[AIM]
Reproduce the records below in full and without edits, omitting images.

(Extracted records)
*****

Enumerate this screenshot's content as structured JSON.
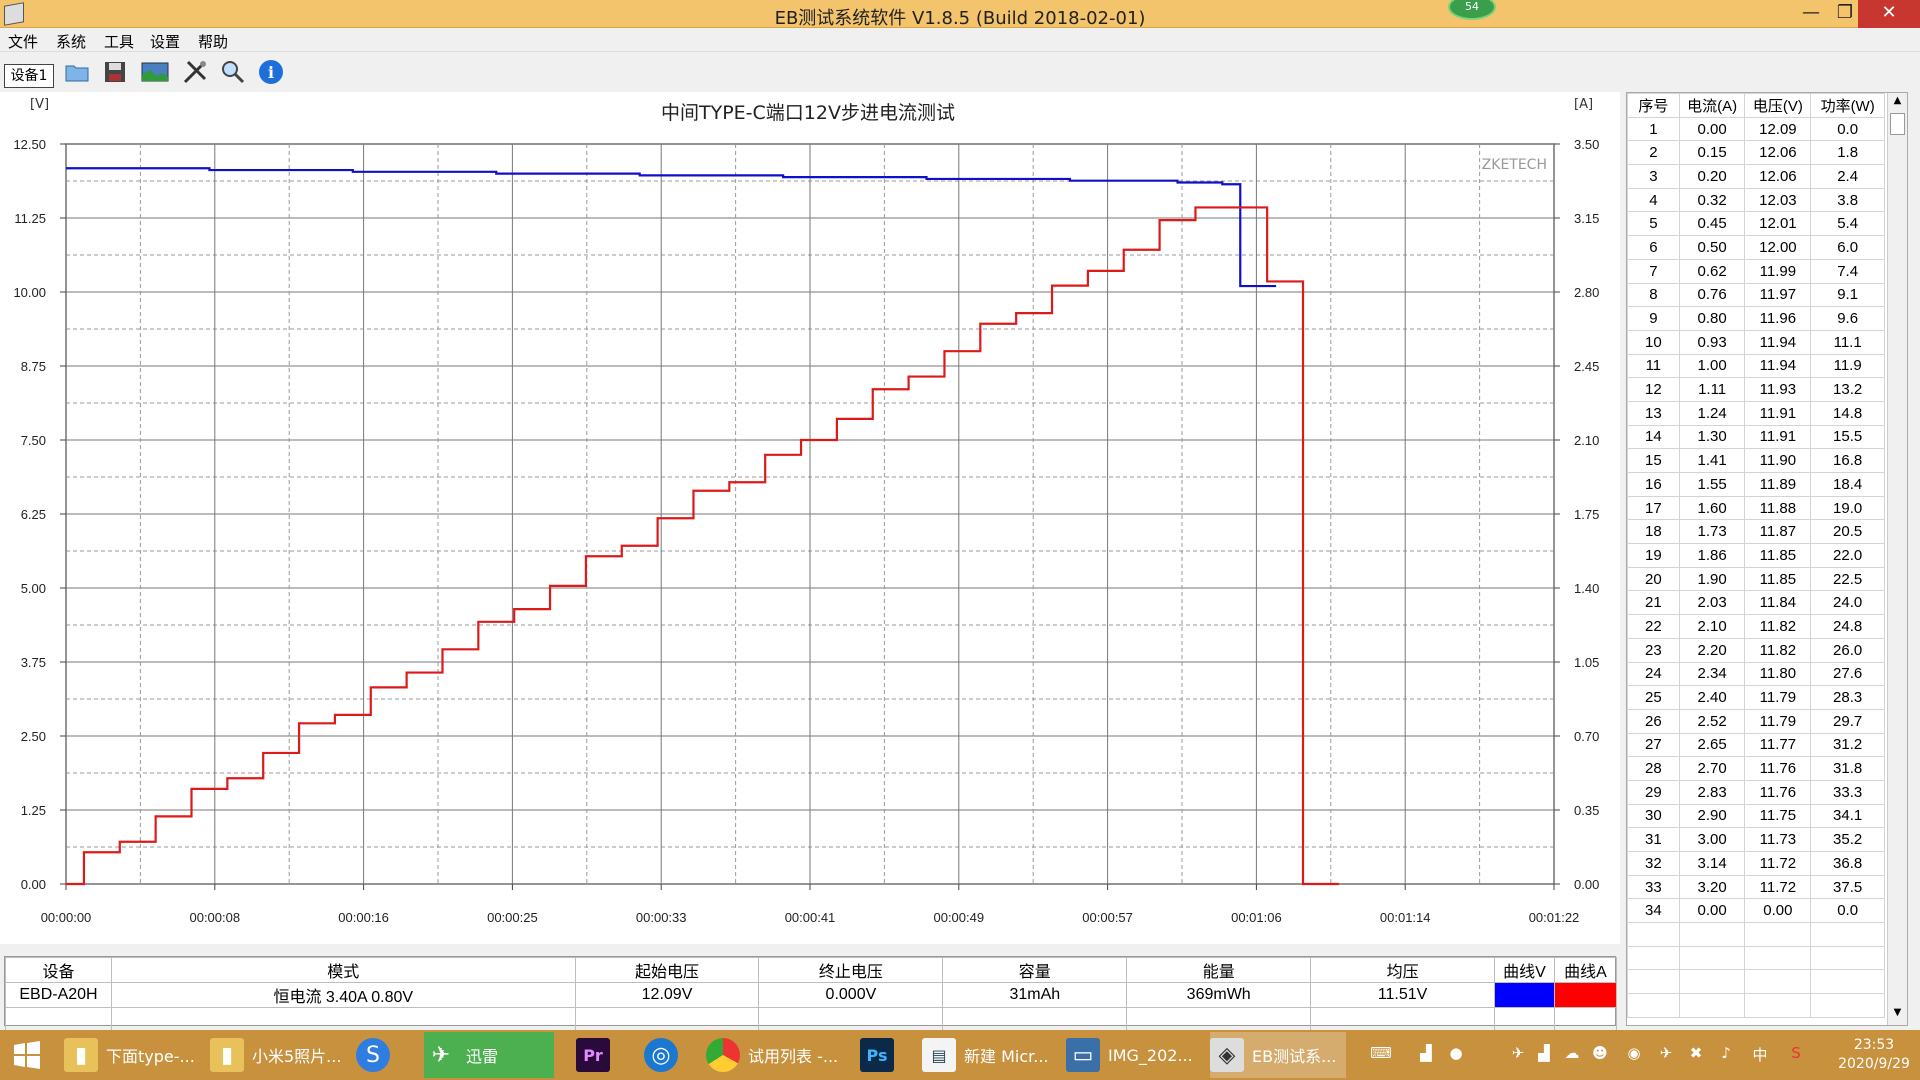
{
  "window": {
    "title": "EB测试系统软件 V1.8.5 (Build 2018-02-01)",
    "badge": "54",
    "min": "—",
    "max": "❐",
    "close": "✕"
  },
  "menu": [
    "文件",
    "系统",
    "工具",
    "设置",
    "帮助"
  ],
  "toolbar": {
    "device_tab": "设备1"
  },
  "chart_data": {
    "type": "line",
    "title": "中间TYPE-C端口12V步进电流测试",
    "watermark": "ZKETECH",
    "left_unit": "[V]",
    "right_unit": "[A]",
    "left_ticks": [
      "12.50",
      "11.25",
      "10.00",
      "8.75",
      "7.50",
      "6.25",
      "5.00",
      "3.75",
      "2.50",
      "1.25",
      "0.00"
    ],
    "right_ticks": [
      "3.50",
      "3.15",
      "2.80",
      "2.45",
      "2.10",
      "1.75",
      "1.40",
      "1.05",
      "0.70",
      "0.35",
      "0.00"
    ],
    "x_ticks": [
      "00:00:00",
      "00:00:08",
      "00:00:16",
      "00:00:25",
      "00:00:33",
      "00:00:41",
      "00:00:49",
      "00:00:57",
      "00:01:06",
      "00:01:14",
      "00:01:22"
    ],
    "ylim_left": [
      0,
      12.5
    ],
    "ylim_right": [
      0,
      3.5
    ],
    "xlim_seconds": [
      0,
      83
    ],
    "grid": true,
    "series": [
      {
        "name": "曲线V",
        "axis": "left",
        "color": "#1010c8",
        "points": [
          [
            0,
            12.09
          ],
          [
            8,
            12.06
          ],
          [
            16,
            12.03
          ],
          [
            24,
            12.0
          ],
          [
            32,
            11.97
          ],
          [
            40,
            11.94
          ],
          [
            48,
            11.91
          ],
          [
            56,
            11.88
          ],
          [
            62,
            11.85
          ],
          [
            64.5,
            11.82
          ],
          [
            65.5,
            11.82
          ],
          [
            65.5,
            10.1
          ],
          [
            67.5,
            10.1
          ]
        ]
      },
      {
        "name": "曲线A",
        "axis": "right",
        "color": "#dd1a1a",
        "step_time": 2,
        "values": [
          0.0,
          0.15,
          0.2,
          0.32,
          0.45,
          0.5,
          0.62,
          0.76,
          0.8,
          0.93,
          1.0,
          1.11,
          1.24,
          1.3,
          1.41,
          1.55,
          1.6,
          1.73,
          1.86,
          1.9,
          2.03,
          2.1,
          2.2,
          2.34,
          2.4,
          2.52,
          2.65,
          2.7,
          2.83,
          2.9,
          3.0,
          3.14,
          3.2,
          3.2,
          2.85,
          0.0
        ]
      }
    ]
  },
  "table": {
    "headers": [
      "序号",
      "电流(A)",
      "电压(V)",
      "功率(W)"
    ],
    "rows": [
      [
        "1",
        "0.00",
        "12.09",
        "0.0"
      ],
      [
        "2",
        "0.15",
        "12.06",
        "1.8"
      ],
      [
        "3",
        "0.20",
        "12.06",
        "2.4"
      ],
      [
        "4",
        "0.32",
        "12.03",
        "3.8"
      ],
      [
        "5",
        "0.45",
        "12.01",
        "5.4"
      ],
      [
        "6",
        "0.50",
        "12.00",
        "6.0"
      ],
      [
        "7",
        "0.62",
        "11.99",
        "7.4"
      ],
      [
        "8",
        "0.76",
        "11.97",
        "9.1"
      ],
      [
        "9",
        "0.80",
        "11.96",
        "9.6"
      ],
      [
        "10",
        "0.93",
        "11.94",
        "11.1"
      ],
      [
        "11",
        "1.00",
        "11.94",
        "11.9"
      ],
      [
        "12",
        "1.11",
        "11.93",
        "13.2"
      ],
      [
        "13",
        "1.24",
        "11.91",
        "14.8"
      ],
      [
        "14",
        "1.30",
        "11.91",
        "15.5"
      ],
      [
        "15",
        "1.41",
        "11.90",
        "16.8"
      ],
      [
        "16",
        "1.55",
        "11.89",
        "18.4"
      ],
      [
        "17",
        "1.60",
        "11.88",
        "19.0"
      ],
      [
        "18",
        "1.73",
        "11.87",
        "20.5"
      ],
      [
        "19",
        "1.86",
        "11.85",
        "22.0"
      ],
      [
        "20",
        "1.90",
        "11.85",
        "22.5"
      ],
      [
        "21",
        "2.03",
        "11.84",
        "24.0"
      ],
      [
        "22",
        "2.10",
        "11.82",
        "24.8"
      ],
      [
        "23",
        "2.20",
        "11.82",
        "26.0"
      ],
      [
        "24",
        "2.34",
        "11.80",
        "27.6"
      ],
      [
        "25",
        "2.40",
        "11.79",
        "28.3"
      ],
      [
        "26",
        "2.52",
        "11.79",
        "29.7"
      ],
      [
        "27",
        "2.65",
        "11.77",
        "31.2"
      ],
      [
        "28",
        "2.70",
        "11.76",
        "31.8"
      ],
      [
        "29",
        "2.83",
        "11.76",
        "33.3"
      ],
      [
        "30",
        "2.90",
        "11.75",
        "34.1"
      ],
      [
        "31",
        "3.00",
        "11.73",
        "35.2"
      ],
      [
        "32",
        "3.14",
        "11.72",
        "36.8"
      ],
      [
        "33",
        "3.20",
        "11.72",
        "37.5"
      ],
      [
        "34",
        "0.00",
        "0.00",
        "0.0"
      ]
    ]
  },
  "summary": {
    "headers": [
      "设备",
      "模式",
      "起始电压",
      "终止电压",
      "容量",
      "能量",
      "均压",
      "曲线V",
      "曲线A"
    ],
    "row": {
      "device": "EBD-A20H",
      "mode": "恒电流  3.40A  0.80V",
      "start_v": "12.09V",
      "end_v": "0.000V",
      "capacity": "31mAh",
      "energy": "369mWh",
      "avg_v": "11.51V"
    },
    "colors": {
      "v": "#0000ff",
      "a": "#ff0000"
    }
  },
  "taskbar": {
    "items": [
      "下面type-...",
      "小米5照片...",
      "",
      "迅雷",
      "",
      "",
      "试用列表 -...",
      "",
      "新建 Micr...",
      "IMG_202...",
      "EB测试系..."
    ],
    "tray_ime": "中",
    "time": "23:53",
    "date": "2020/9/29"
  }
}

*****

[OUTPUT]
Enumerate this screenshot's content as structured JSON.
{
  "window": {
    "title": "EB测试系统软件 V1.8.5 (Build 2018-02-01)",
    "badge": "54",
    "min": "—",
    "max": "❐",
    "close": "✕"
  },
  "menu": [
    "文件",
    "系统",
    "工具",
    "设置",
    "帮助"
  ],
  "toolbar": {
    "device_tab": "设备1"
  },
  "chart_data": {
    "type": "line",
    "title": "中间TYPE-C端口12V步进电流测试",
    "watermark": "ZKETECH",
    "left_unit": "[V]",
    "right_unit": "[A]",
    "left_ticks": [
      "12.50",
      "11.25",
      "10.00",
      "8.75",
      "7.50",
      "6.25",
      "5.00",
      "3.75",
      "2.50",
      "1.25",
      "0.00"
    ],
    "right_ticks": [
      "3.50",
      "3.15",
      "2.80",
      "2.45",
      "2.10",
      "1.75",
      "1.40",
      "1.05",
      "0.70",
      "0.35",
      "0.00"
    ],
    "x_ticks": [
      "00:00:00",
      "00:00:08",
      "00:00:16",
      "00:00:25",
      "00:00:33",
      "00:00:41",
      "00:00:49",
      "00:00:57",
      "00:01:06",
      "00:01:14",
      "00:01:22"
    ],
    "ylim_left": [
      0,
      12.5
    ],
    "ylim_right": [
      0,
      3.5
    ],
    "xlim_seconds": [
      0,
      83
    ],
    "grid": true,
    "series": [
      {
        "name": "曲线V",
        "axis": "left",
        "color": "#1010c8",
        "points": [
          [
            0,
            12.09
          ],
          [
            8,
            12.06
          ],
          [
            16,
            12.03
          ],
          [
            24,
            12.0
          ],
          [
            32,
            11.97
          ],
          [
            40,
            11.94
          ],
          [
            48,
            11.91
          ],
          [
            56,
            11.88
          ],
          [
            62,
            11.85
          ],
          [
            64.5,
            11.82
          ],
          [
            65.5,
            11.82
          ],
          [
            65.5,
            10.1
          ],
          [
            67.5,
            10.1
          ]
        ]
      },
      {
        "name": "曲线A",
        "axis": "right",
        "color": "#dd1a1a",
        "step_time": 2,
        "values": [
          0.0,
          0.15,
          0.2,
          0.32,
          0.45,
          0.5,
          0.62,
          0.76,
          0.8,
          0.93,
          1.0,
          1.11,
          1.24,
          1.3,
          1.41,
          1.55,
          1.6,
          1.73,
          1.86,
          1.9,
          2.03,
          2.1,
          2.2,
          2.34,
          2.4,
          2.52,
          2.65,
          2.7,
          2.83,
          2.9,
          3.0,
          3.14,
          3.2,
          3.2,
          2.85,
          0.0
        ]
      }
    ]
  },
  "table": {
    "headers": [
      "序号",
      "电流(A)",
      "电压(V)",
      "功率(W)"
    ],
    "rows": [
      [
        "1",
        "0.00",
        "12.09",
        "0.0"
      ],
      [
        "2",
        "0.15",
        "12.06",
        "1.8"
      ],
      [
        "3",
        "0.20",
        "12.06",
        "2.4"
      ],
      [
        "4",
        "0.32",
        "12.03",
        "3.8"
      ],
      [
        "5",
        "0.45",
        "12.01",
        "5.4"
      ],
      [
        "6",
        "0.50",
        "12.00",
        "6.0"
      ],
      [
        "7",
        "0.62",
        "11.99",
        "7.4"
      ],
      [
        "8",
        "0.76",
        "11.97",
        "9.1"
      ],
      [
        "9",
        "0.80",
        "11.96",
        "9.6"
      ],
      [
        "10",
        "0.93",
        "11.94",
        "11.1"
      ],
      [
        "11",
        "1.00",
        "11.94",
        "11.9"
      ],
      [
        "12",
        "1.11",
        "11.93",
        "13.2"
      ],
      [
        "13",
        "1.24",
        "11.91",
        "14.8"
      ],
      [
        "14",
        "1.30",
        "11.91",
        "15.5"
      ],
      [
        "15",
        "1.41",
        "11.90",
        "16.8"
      ],
      [
        "16",
        "1.55",
        "11.89",
        "18.4"
      ],
      [
        "17",
        "1.60",
        "11.88",
        "19.0"
      ],
      [
        "18",
        "1.73",
        "11.87",
        "20.5"
      ],
      [
        "19",
        "1.86",
        "11.85",
        "22.0"
      ],
      [
        "20",
        "1.90",
        "11.85",
        "22.5"
      ],
      [
        "21",
        "2.03",
        "11.84",
        "24.0"
      ],
      [
        "22",
        "2.10",
        "11.82",
        "24.8"
      ],
      [
        "23",
        "2.20",
        "11.82",
        "26.0"
      ],
      [
        "24",
        "2.34",
        "11.80",
        "27.6"
      ],
      [
        "25",
        "2.40",
        "11.79",
        "28.3"
      ],
      [
        "26",
        "2.52",
        "11.79",
        "29.7"
      ],
      [
        "27",
        "2.65",
        "11.77",
        "31.2"
      ],
      [
        "28",
        "2.70",
        "11.76",
        "31.8"
      ],
      [
        "29",
        "2.83",
        "11.76",
        "33.3"
      ],
      [
        "30",
        "2.90",
        "11.75",
        "34.1"
      ],
      [
        "31",
        "3.00",
        "11.73",
        "35.2"
      ],
      [
        "32",
        "3.14",
        "11.72",
        "36.8"
      ],
      [
        "33",
        "3.20",
        "11.72",
        "37.5"
      ],
      [
        "34",
        "0.00",
        "0.00",
        "0.0"
      ]
    ]
  },
  "summary": {
    "headers": [
      "设备",
      "模式",
      "起始电压",
      "终止电压",
      "容量",
      "能量",
      "均压",
      "曲线V",
      "曲线A"
    ],
    "row": {
      "device": "EBD-A20H",
      "mode": "恒电流  3.40A  0.80V",
      "start_v": "12.09V",
      "end_v": "0.000V",
      "capacity": "31mAh",
      "energy": "369mWh",
      "avg_v": "11.51V"
    },
    "colors": {
      "v": "#0000ff",
      "a": "#ff0000"
    }
  },
  "taskbar": {
    "items": [
      "下面type-...",
      "小米5照片...",
      "",
      "迅雷",
      "",
      "",
      "试用列表 -...",
      "",
      "新建 Micr...",
      "IMG_202...",
      "EB测试系..."
    ],
    "tray_ime": "中",
    "time": "23:53",
    "date": "2020/9/29"
  }
}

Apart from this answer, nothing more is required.